■ TASK PROMPT
Gather up all lines that carry the word "nmanagers".

Figure record extracts
>> begin
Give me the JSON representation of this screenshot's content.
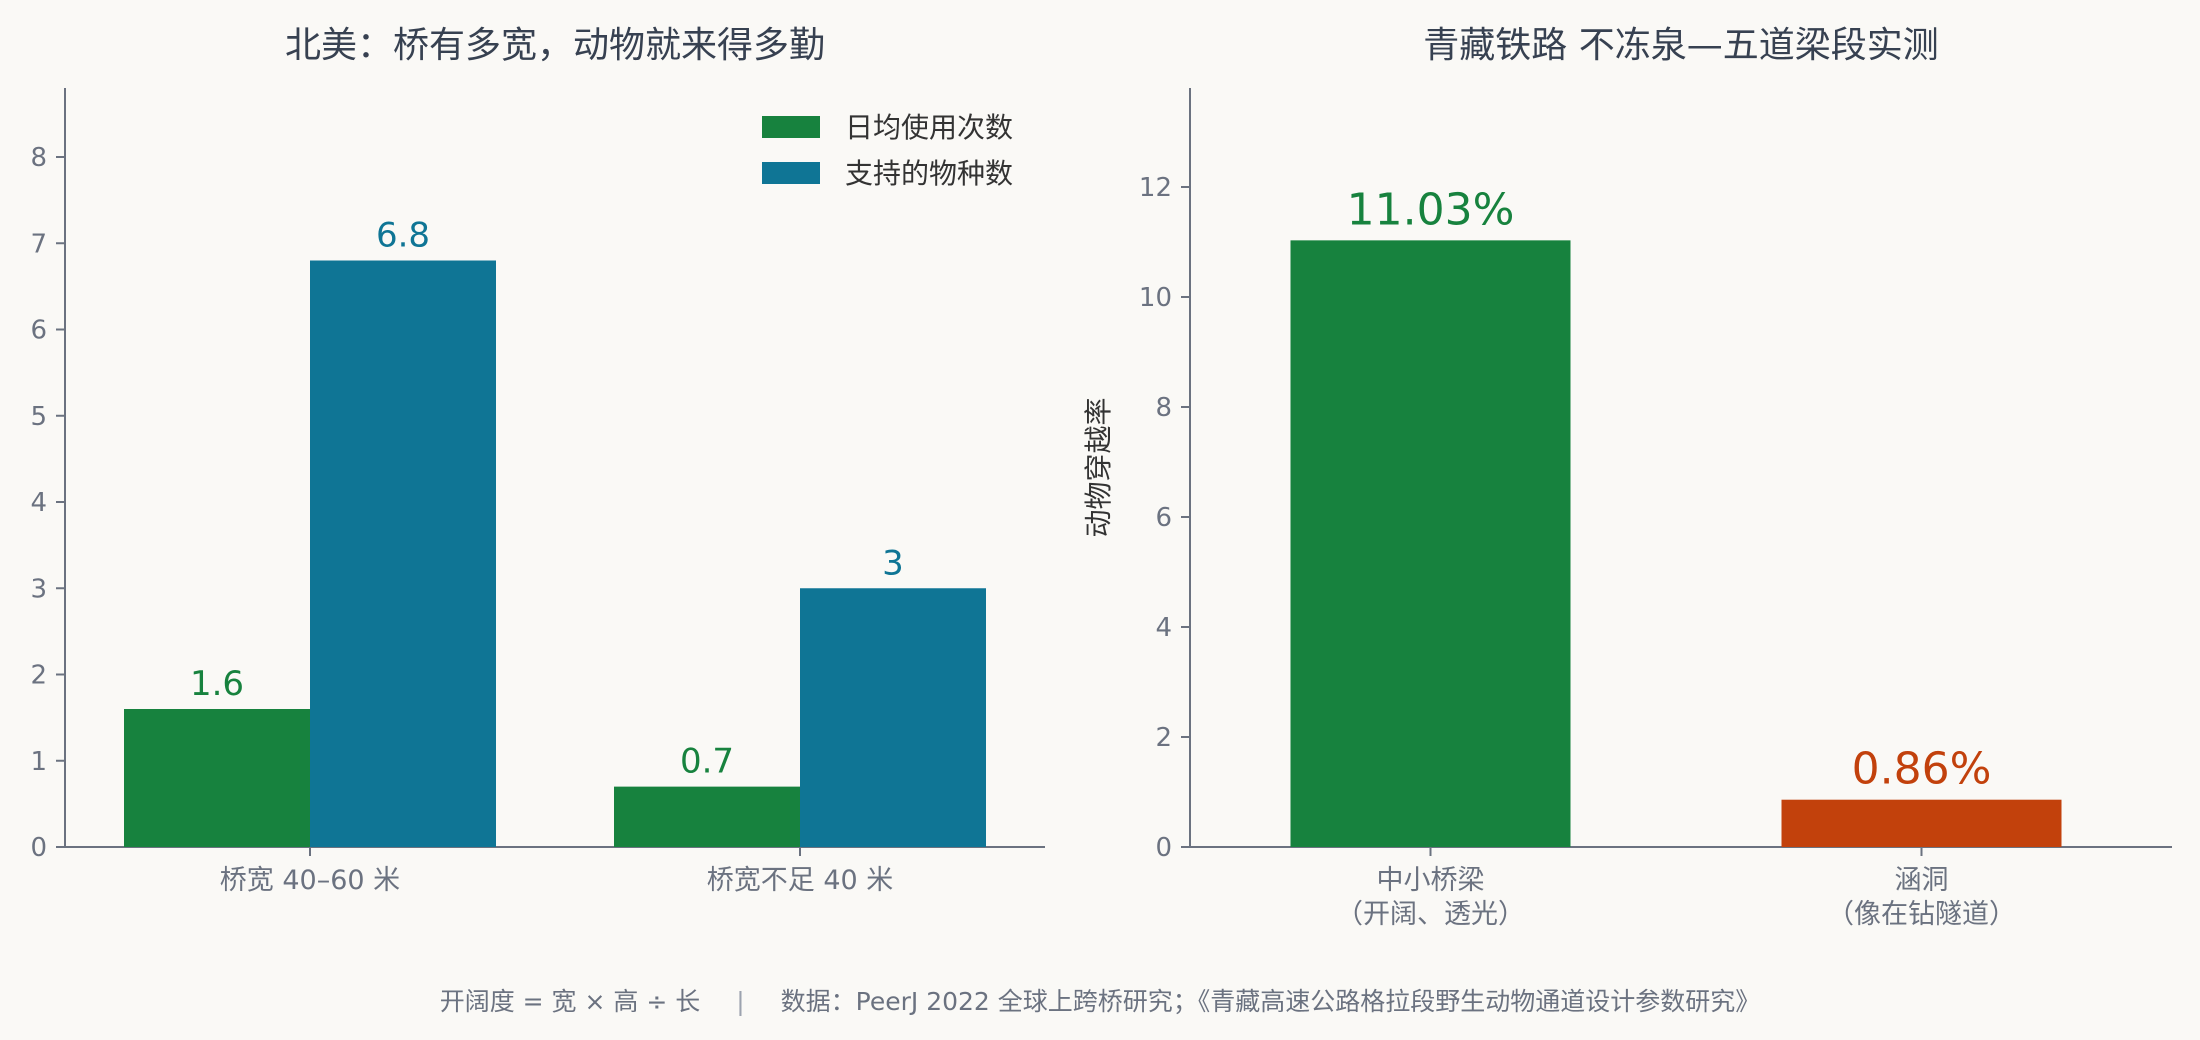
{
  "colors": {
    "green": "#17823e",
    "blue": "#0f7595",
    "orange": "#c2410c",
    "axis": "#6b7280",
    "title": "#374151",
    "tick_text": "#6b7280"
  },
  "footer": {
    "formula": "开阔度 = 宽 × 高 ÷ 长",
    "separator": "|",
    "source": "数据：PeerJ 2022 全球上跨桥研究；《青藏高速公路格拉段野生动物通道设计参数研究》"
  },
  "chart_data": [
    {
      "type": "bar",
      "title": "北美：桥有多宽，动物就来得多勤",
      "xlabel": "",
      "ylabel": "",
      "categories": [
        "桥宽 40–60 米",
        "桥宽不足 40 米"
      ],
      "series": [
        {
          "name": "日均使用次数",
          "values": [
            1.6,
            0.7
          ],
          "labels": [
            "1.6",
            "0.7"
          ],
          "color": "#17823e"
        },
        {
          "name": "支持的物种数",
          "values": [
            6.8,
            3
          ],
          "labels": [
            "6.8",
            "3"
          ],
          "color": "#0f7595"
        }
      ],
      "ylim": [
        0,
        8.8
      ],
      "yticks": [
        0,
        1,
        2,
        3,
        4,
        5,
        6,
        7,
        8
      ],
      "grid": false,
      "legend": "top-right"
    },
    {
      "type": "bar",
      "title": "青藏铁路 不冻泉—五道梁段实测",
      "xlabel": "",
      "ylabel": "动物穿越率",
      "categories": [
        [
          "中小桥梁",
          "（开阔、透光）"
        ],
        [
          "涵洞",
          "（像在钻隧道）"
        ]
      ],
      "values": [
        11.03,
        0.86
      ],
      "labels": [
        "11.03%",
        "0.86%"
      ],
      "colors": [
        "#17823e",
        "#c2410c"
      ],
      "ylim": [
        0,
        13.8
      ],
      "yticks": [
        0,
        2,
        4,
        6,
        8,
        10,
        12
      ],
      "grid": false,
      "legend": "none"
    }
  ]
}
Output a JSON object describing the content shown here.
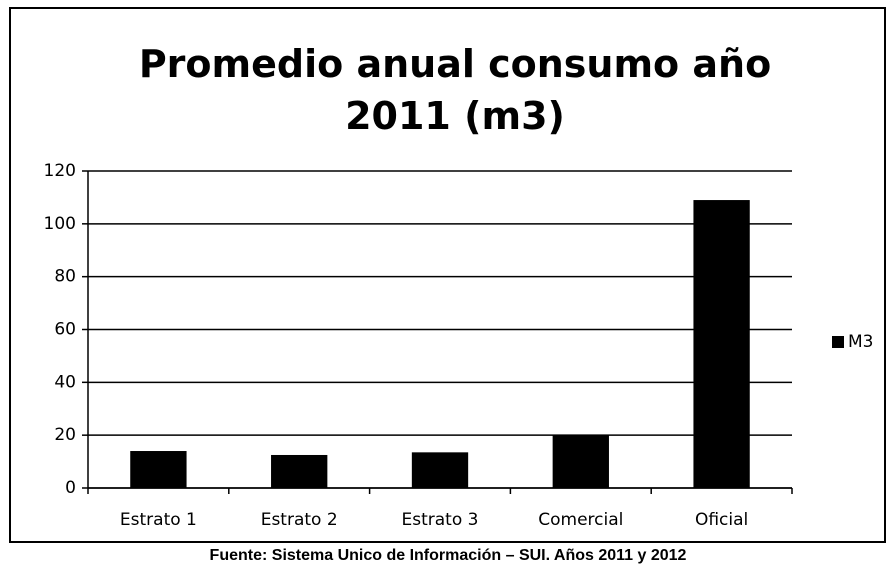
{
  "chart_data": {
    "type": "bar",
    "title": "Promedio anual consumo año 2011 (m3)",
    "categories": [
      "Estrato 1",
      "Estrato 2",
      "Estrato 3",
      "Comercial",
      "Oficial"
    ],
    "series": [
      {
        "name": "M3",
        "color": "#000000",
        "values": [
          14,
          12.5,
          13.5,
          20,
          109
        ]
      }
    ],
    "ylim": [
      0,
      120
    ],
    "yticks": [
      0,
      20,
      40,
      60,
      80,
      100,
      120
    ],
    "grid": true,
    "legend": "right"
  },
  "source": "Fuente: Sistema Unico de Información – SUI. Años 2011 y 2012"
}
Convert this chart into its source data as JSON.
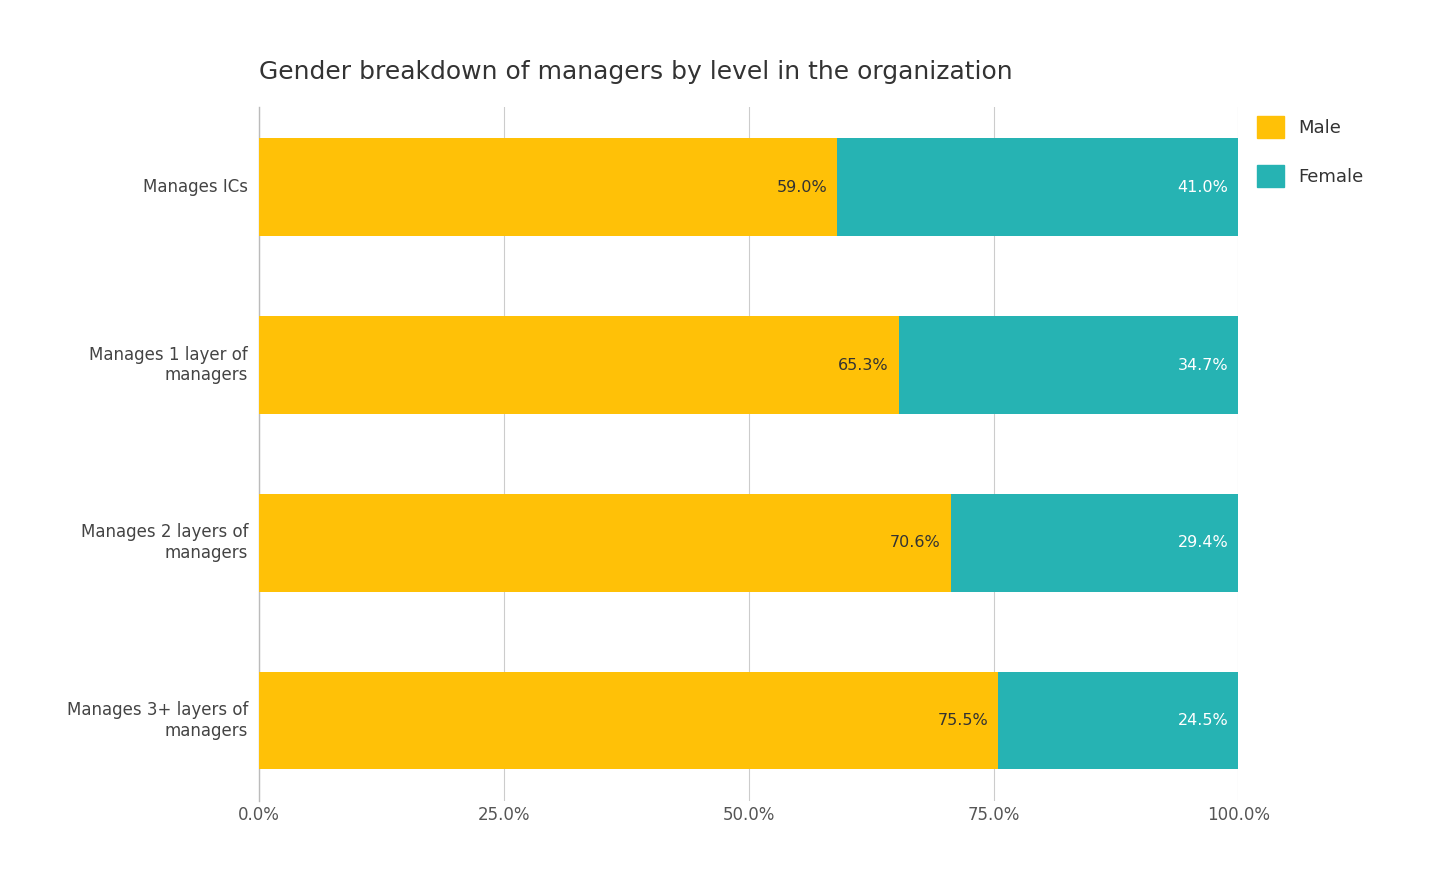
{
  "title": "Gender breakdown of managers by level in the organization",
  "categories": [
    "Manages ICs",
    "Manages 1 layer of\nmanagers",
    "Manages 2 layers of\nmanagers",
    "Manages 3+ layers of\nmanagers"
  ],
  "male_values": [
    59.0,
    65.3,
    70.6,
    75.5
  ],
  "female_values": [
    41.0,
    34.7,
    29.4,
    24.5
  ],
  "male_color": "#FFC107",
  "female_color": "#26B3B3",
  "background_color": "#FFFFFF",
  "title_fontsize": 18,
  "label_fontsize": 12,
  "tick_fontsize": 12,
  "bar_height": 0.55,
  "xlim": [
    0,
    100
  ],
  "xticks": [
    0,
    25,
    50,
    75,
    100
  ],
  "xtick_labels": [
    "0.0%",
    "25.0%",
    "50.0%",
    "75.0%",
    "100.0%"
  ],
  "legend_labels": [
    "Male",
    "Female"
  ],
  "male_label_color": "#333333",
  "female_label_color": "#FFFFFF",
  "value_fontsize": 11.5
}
>> end
■ WRITTEN RESPONSE
    "Manages 1 layer of\nmanagers",
    "Manages 2 layers of\nmanagers",
    "Manages 3+ layers of\nmanagers"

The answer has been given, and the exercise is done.